### Recorded data
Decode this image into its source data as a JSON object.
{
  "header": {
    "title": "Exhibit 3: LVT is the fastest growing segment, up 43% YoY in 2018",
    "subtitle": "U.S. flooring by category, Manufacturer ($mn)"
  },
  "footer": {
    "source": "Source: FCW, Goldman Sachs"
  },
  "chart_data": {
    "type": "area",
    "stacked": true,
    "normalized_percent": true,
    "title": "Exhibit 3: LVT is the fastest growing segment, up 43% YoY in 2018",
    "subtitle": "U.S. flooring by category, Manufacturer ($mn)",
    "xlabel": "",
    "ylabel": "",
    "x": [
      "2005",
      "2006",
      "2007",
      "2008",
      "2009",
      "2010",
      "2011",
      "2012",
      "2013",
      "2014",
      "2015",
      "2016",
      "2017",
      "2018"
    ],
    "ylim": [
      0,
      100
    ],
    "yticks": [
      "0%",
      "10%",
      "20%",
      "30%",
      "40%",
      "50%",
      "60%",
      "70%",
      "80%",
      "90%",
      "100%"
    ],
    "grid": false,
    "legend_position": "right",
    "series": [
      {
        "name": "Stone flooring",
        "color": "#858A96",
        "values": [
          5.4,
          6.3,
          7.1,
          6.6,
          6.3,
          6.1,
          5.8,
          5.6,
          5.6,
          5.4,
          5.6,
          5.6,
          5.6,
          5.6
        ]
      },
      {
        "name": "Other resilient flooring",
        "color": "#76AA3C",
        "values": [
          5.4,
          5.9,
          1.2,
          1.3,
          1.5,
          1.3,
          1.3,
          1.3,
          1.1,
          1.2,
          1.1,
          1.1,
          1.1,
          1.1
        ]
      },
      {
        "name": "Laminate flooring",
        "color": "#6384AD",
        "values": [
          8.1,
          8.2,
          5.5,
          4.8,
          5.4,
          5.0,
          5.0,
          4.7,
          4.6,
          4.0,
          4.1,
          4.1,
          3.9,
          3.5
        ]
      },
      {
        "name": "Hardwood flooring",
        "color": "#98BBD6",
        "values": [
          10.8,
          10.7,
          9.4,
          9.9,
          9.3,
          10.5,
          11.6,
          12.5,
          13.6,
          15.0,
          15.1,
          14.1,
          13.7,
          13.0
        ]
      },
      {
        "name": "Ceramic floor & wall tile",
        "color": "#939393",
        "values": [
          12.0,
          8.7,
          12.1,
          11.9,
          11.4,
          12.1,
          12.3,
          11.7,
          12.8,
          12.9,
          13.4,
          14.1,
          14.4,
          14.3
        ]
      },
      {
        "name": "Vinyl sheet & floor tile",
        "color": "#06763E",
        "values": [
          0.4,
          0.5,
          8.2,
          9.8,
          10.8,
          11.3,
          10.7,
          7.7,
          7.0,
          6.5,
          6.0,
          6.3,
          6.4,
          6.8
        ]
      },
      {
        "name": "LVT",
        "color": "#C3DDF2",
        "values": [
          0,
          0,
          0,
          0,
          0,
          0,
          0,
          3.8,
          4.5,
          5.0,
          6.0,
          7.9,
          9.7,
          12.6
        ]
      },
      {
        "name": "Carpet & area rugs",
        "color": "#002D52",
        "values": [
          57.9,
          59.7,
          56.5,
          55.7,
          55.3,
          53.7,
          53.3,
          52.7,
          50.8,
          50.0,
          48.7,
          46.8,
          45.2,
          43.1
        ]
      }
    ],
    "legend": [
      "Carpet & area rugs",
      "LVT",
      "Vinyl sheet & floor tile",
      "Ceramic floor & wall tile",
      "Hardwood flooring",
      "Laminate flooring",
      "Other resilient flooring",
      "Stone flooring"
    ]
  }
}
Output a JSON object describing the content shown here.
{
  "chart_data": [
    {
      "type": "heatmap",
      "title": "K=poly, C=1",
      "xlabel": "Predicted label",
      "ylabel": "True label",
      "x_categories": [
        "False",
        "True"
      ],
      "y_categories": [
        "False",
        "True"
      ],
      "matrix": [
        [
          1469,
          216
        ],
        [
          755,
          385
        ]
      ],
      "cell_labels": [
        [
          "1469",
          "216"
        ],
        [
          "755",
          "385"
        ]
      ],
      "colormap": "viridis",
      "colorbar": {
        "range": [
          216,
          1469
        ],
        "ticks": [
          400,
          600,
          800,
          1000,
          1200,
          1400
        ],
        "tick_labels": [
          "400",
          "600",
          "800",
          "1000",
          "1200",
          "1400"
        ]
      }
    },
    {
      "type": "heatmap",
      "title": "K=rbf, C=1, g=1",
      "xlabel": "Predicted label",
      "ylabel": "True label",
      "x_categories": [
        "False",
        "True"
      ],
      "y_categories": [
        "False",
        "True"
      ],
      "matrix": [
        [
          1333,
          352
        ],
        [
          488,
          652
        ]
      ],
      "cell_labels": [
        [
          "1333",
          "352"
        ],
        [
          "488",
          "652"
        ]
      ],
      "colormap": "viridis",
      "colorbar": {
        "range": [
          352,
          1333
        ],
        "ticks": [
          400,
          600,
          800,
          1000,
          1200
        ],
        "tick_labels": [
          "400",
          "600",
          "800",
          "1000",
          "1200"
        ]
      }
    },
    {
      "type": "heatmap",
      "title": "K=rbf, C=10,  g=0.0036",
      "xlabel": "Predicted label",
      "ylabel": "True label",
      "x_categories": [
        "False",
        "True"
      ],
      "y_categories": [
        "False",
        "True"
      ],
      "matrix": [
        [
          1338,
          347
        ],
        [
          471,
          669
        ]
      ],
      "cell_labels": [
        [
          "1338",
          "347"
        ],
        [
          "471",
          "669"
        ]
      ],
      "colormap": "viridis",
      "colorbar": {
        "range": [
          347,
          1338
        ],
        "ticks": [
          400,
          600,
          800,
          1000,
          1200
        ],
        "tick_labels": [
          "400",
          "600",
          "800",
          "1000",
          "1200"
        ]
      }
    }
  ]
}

### Do this
Set down the entries above again, word for word.

### Solution to this exercise
Decode this image into its source data as a JSON object.
{
  "header": {
    "title": "Exhibit 3: LVT is the fastest growing segment, up 43% YoY in 2018",
    "subtitle": "U.S. flooring by category, Manufacturer ($mn)"
  },
  "footer": {
    "source": "Source: FCW, Goldman Sachs"
  },
  "chart_data": {
    "type": "area",
    "stacked": true,
    "normalized_percent": true,
    "title": "Exhibit 3: LVT is the fastest growing segment, up 43% YoY in 2018",
    "subtitle": "U.S. flooring by category, Manufacturer ($mn)",
    "xlabel": "",
    "ylabel": "",
    "x": [
      "2005",
      "2006",
      "2007",
      "2008",
      "2009",
      "2010",
      "2011",
      "2012",
      "2013",
      "2014",
      "2015",
      "2016",
      "2017",
      "2018"
    ],
    "ylim": [
      0,
      100
    ],
    "yticks": [
      "0%",
      "10%",
      "20%",
      "30%",
      "40%",
      "50%",
      "60%",
      "70%",
      "80%",
      "90%",
      "100%"
    ],
    "grid": false,
    "legend_position": "right",
    "series": [
      {
        "name": "Stone flooring",
        "color": "#858A96",
        "values": [
          5.4,
          6.3,
          7.1,
          6.6,
          6.3,
          6.1,
          5.8,
          5.6,
          5.6,
          5.4,
          5.6,
          5.6,
          5.6,
          5.6
        ]
      },
      {
        "name": "Other resilient flooring",
        "color": "#76AA3C",
        "values": [
          5.4,
          5.9,
          1.2,
          1.3,
          1.5,
          1.3,
          1.3,
          1.3,
          1.1,
          1.2,
          1.1,
          1.1,
          1.1,
          1.1
        ]
      },
      {
        "name": "Laminate flooring",
        "color": "#6384AD",
        "values": [
          8.1,
          8.2,
          5.5,
          4.8,
          5.4,
          5.0,
          5.0,
          4.7,
          4.6,
          4.0,
          4.1,
          4.1,
          3.9,
          3.5
        ]
      },
      {
        "name": "Hardwood flooring",
        "color": "#98BBD6",
        "values": [
          10.8,
          10.7,
          9.4,
          9.9,
          9.3,
          10.5,
          11.6,
          12.5,
          13.6,
          15.0,
          15.1,
          14.1,
          13.7,
          13.0
        ]
      },
      {
        "name": "Ceramic floor & wall tile",
        "color": "#939393",
        "values": [
          12.0,
          8.7,
          12.1,
          11.9,
          11.4,
          12.1,
          12.3,
          11.7,
          12.8,
          12.9,
          13.4,
          14.1,
          14.4,
          14.3
        ]
      },
      {
        "name": "Vinyl sheet & floor tile",
        "color": "#06763E",
        "values": [
          0.4,
          0.5,
          8.2,
          9.8,
          10.8,
          11.3,
          10.7,
          7.7,
          7.0,
          6.5,
          6.0,
          6.3,
          6.4,
          6.8
        ]
      },
      {
        "name": "LVT",
        "color": "#C3DDF2",
        "values": [
          0,
          0,
          0,
          0,
          0,
          0,
          0,
          3.8,
          4.5,
          5.0,
          6.0,
          7.9,
          9.7,
          12.6
        ]
      },
      {
        "name": "Carpet & area rugs",
        "color": "#002D52",
        "values": [
          57.9,
          59.7,
          56.5,
          55.7,
          55.3,
          53.7,
          53.3,
          52.7,
          50.8,
          50.0,
          48.7,
          46.8,
          45.2,
          43.1
        ]
      }
    ],
    "legend": [
      "Carpet & area rugs",
      "LVT",
      "Vinyl sheet & floor tile",
      "Ceramic floor & wall tile",
      "Hardwood flooring",
      "Laminate flooring",
      "Other resilient flooring",
      "Stone flooring"
    ]
  }
}
Output a JSON object describing the content shown here.
{
  "chart_data": [
    {
      "type": "heatmap",
      "title": "K=poly, C=1",
      "xlabel": "Predicted label",
      "ylabel": "True label",
      "x_categories": [
        "False",
        "True"
      ],
      "y_categories": [
        "False",
        "True"
      ],
      "matrix": [
        [
          1469,
          216
        ],
        [
          755,
          385
        ]
      ],
      "cell_labels": [
        [
          "1469",
          "216"
        ],
        [
          "755",
          "385"
        ]
      ],
      "colormap": "viridis",
      "colorbar": {
        "range": [
          216,
          1469
        ],
        "ticks": [
          400,
          600,
          800,
          1000,
          1200,
          1400
        ],
        "tick_labels": [
          "400",
          "600",
          "800",
          "1000",
          "1200",
          "1400"
        ]
      }
    },
    {
      "type": "heatmap",
      "title": "K=rbf, C=1, g=1",
      "xlabel": "Predicted label",
      "ylabel": "True label",
      "x_categories": [
        "False",
        "True"
      ],
      "y_categories": [
        "False",
        "True"
      ],
      "matrix": [
        [
          1333,
          352
        ],
        [
          488,
          652
        ]
      ],
      "cell_labels": [
        [
          "1333",
          "352"
        ],
        [
          "488",
          "652"
        ]
      ],
      "colormap": "viridis",
      "colorbar": {
        "range": [
          352,
          1333
        ],
        "ticks": [
          400,
          600,
          800,
          1000,
          1200
        ],
        "tick_labels": [
          "400",
          "600",
          "800",
          "1000",
          "1200"
        ]
      }
    },
    {
      "type": "heatmap",
      "title": "K=rbf, C=10,  g=0.0036",
      "xlabel": "Predicted label",
      "ylabel": "True label",
      "x_categories": [
        "False",
        "True"
      ],
      "y_categories": [
        "False",
        "True"
      ],
      "matrix": [
        [
          1338,
          347
        ],
        [
          471,
          669
        ]
      ],
      "cell_labels": [
        [
          "1338",
          "347"
        ],
        [
          "471",
          "669"
        ]
      ],
      "colormap": "viridis",
      "colorbar": {
        "range": [
          347,
          1338
        ],
        "ticks": [
          400,
          600,
          800,
          1000,
          1200
        ],
        "tick_labels": [
          "400",
          "600",
          "800",
          "1000",
          "1200"
        ]
      }
    }
  ]
}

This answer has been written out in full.